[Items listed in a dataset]
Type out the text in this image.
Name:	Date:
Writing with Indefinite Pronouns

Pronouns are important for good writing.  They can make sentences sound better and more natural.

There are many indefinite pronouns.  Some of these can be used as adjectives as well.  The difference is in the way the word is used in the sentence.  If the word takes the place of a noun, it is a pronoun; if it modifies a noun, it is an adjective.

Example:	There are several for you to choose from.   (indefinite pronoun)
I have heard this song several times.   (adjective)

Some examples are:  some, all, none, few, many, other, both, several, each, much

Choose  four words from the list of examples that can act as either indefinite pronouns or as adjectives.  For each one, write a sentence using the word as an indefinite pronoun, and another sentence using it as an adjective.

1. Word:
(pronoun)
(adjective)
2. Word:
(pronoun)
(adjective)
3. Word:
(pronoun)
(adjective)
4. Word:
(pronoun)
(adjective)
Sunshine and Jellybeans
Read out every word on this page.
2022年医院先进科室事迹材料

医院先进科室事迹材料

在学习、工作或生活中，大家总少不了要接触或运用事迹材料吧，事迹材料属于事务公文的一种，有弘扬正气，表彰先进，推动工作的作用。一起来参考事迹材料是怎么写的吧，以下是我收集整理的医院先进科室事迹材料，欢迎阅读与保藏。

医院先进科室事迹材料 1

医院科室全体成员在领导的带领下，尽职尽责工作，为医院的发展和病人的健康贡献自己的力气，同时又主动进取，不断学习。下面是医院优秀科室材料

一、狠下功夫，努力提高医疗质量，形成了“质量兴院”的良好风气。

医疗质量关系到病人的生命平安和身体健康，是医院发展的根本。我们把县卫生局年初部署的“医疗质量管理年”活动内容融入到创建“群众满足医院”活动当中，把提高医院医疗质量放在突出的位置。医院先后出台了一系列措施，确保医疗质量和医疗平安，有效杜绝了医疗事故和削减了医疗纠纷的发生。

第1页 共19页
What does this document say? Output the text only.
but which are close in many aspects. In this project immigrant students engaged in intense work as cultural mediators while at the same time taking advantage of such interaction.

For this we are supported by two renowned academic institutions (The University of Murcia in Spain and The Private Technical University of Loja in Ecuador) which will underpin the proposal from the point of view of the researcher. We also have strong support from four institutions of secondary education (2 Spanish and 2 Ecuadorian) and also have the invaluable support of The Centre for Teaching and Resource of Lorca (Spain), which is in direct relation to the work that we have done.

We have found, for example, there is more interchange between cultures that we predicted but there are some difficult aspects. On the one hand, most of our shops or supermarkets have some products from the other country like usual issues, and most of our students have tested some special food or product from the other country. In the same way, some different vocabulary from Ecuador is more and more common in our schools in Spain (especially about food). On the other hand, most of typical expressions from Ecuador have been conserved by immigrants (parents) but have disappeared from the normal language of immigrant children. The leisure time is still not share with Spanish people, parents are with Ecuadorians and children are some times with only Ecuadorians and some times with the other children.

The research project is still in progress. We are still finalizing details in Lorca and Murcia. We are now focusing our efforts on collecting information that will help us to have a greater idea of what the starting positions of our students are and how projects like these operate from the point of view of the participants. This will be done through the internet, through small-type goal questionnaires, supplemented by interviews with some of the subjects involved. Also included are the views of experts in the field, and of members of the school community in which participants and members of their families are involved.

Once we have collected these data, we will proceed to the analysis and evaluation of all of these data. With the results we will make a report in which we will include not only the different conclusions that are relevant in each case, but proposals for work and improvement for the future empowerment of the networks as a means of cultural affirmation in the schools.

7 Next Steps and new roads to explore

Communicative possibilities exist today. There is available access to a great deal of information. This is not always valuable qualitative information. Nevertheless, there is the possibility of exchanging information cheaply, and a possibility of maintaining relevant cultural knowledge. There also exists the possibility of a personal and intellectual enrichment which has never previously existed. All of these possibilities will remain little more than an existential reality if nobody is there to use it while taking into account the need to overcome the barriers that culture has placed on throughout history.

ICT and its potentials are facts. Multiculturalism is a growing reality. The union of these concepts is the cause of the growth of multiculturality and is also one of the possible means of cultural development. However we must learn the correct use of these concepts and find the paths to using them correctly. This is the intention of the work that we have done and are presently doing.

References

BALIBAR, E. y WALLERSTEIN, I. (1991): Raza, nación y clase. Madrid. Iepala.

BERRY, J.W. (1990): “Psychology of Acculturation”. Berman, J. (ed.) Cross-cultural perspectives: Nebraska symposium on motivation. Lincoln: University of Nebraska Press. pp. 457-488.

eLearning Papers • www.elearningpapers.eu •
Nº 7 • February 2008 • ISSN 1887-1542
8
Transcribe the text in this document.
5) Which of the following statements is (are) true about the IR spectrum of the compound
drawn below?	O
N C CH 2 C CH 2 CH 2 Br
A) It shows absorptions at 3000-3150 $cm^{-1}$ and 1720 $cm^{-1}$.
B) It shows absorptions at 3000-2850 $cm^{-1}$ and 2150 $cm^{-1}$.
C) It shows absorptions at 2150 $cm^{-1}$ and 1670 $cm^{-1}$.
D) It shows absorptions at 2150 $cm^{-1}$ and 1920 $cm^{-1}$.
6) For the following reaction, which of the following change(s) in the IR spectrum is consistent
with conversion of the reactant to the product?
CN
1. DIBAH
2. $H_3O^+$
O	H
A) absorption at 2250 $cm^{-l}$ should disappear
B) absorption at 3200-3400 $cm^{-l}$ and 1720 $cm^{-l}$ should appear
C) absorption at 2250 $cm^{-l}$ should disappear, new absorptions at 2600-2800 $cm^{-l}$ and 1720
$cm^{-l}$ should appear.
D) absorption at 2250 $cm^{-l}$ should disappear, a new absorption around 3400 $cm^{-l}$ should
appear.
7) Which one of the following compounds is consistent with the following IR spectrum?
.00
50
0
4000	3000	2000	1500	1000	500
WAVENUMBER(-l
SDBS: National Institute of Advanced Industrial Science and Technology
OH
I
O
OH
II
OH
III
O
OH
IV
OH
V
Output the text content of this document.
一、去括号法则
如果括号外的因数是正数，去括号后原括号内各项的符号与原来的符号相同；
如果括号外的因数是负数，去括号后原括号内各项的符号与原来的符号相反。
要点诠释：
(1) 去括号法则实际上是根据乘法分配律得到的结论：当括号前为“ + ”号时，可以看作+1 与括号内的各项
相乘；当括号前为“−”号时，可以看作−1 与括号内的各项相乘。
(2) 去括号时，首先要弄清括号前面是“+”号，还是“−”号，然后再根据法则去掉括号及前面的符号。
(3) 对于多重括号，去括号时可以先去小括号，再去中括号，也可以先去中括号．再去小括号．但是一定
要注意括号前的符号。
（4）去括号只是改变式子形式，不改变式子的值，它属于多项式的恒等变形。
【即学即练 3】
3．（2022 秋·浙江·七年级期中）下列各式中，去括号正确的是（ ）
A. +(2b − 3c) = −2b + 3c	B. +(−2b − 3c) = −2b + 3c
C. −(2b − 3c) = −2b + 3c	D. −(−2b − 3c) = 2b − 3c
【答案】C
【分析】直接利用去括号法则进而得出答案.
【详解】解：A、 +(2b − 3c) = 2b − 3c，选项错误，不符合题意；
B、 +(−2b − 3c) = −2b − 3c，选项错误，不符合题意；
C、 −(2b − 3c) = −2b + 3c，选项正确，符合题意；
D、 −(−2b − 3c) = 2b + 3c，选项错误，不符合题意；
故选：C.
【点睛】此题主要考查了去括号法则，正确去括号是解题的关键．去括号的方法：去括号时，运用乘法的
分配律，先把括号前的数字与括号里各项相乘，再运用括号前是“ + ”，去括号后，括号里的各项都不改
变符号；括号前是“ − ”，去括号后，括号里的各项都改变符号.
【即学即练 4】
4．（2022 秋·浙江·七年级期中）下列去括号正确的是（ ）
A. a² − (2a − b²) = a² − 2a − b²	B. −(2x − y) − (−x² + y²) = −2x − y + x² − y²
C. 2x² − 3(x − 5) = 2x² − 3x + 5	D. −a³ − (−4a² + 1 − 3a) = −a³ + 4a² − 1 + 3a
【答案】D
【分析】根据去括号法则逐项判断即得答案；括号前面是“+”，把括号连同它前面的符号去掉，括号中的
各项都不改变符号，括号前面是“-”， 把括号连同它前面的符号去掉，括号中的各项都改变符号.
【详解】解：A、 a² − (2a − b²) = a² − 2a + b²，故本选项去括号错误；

### The problem:
Report back each line of the entries that holds the string "选项错误".

### Expected answer:
【详解】解：A、 +(2b − 3c) = 2b − 3c，选项错误，不符合题意；
B、 +(−2b − 3c) = −2b − 3c，选项错误，不符合题意；
D、 −(−2b − 3c) = 2b + 3c，选项错误，不符合题意；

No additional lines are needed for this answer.